START Source data
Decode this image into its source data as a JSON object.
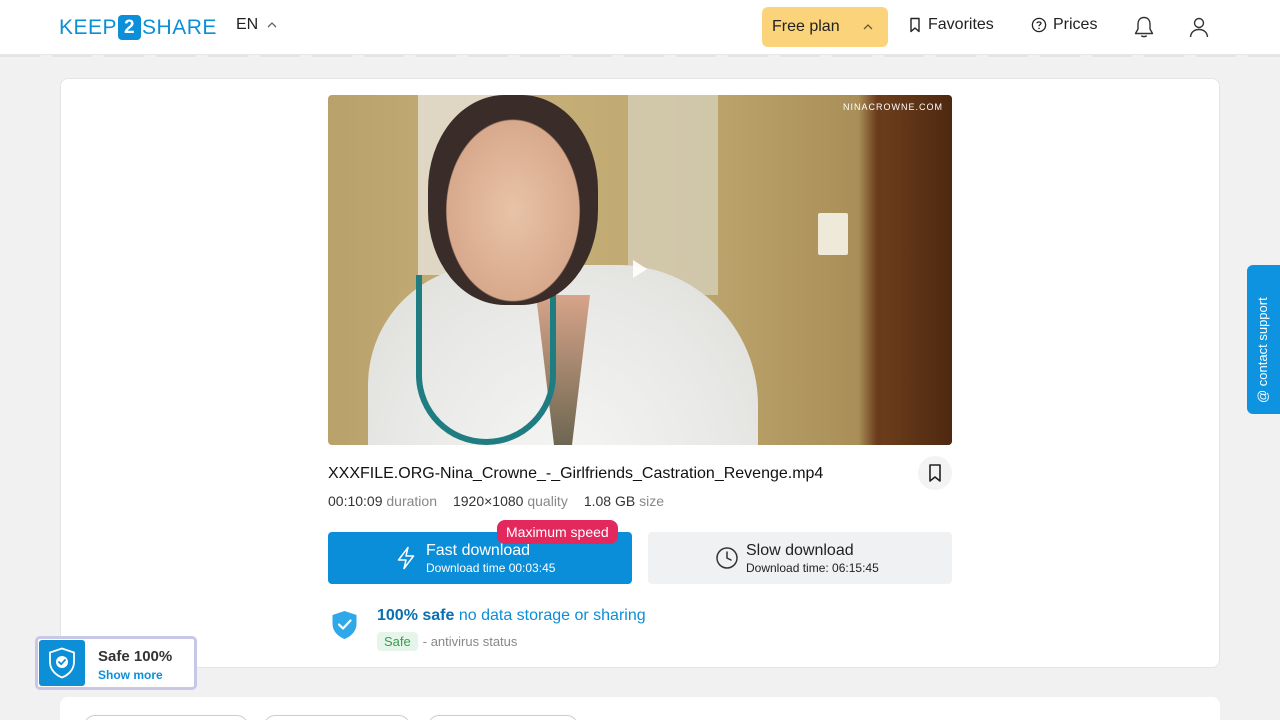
{
  "header": {
    "logo_left": "KEEP",
    "logo_mid": "2",
    "logo_right": "SHARE",
    "language": "EN",
    "plan_label": "Free plan",
    "favorites_label": "Favorites",
    "prices_label": "Prices"
  },
  "video": {
    "watermark": "NINACROWNE.COM"
  },
  "file": {
    "name": "XXXFILE.ORG-Nina_Crowne_-_Girlfriends_Castration_Revenge.mp4",
    "duration": "00:10:09",
    "duration_label": "duration",
    "quality": "1920×1080",
    "quality_label": "quality",
    "size": "1.08 GB",
    "size_label": "size"
  },
  "download": {
    "fast_label": "Fast download",
    "fast_time": "Download time 00:03:45",
    "badge": "Maximum speed",
    "slow_label": "Slow download",
    "slow_time": "Download time: 06:15:45"
  },
  "safety": {
    "headline_bold": "100% safe",
    "headline_rest": "no data storage or sharing",
    "tag": "Safe",
    "tag_desc": "- antivirus status"
  },
  "support": {
    "label": "@ contact support"
  },
  "safe_popup": {
    "title": "Safe 100%",
    "link": "Show more"
  },
  "colors": {
    "brand_blue": "#0a8ed9",
    "plan_yellow": "#fbd37a",
    "badge_red": "#e2285d"
  }
}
END Source data
• **Instructions for the task**
Collect the complete line wherever the string "time" appears in the records.

• **Response to the exercise**
    "fast_time": "Download time 00:03:45",
    "slow_time": "Download time: 06:15:45"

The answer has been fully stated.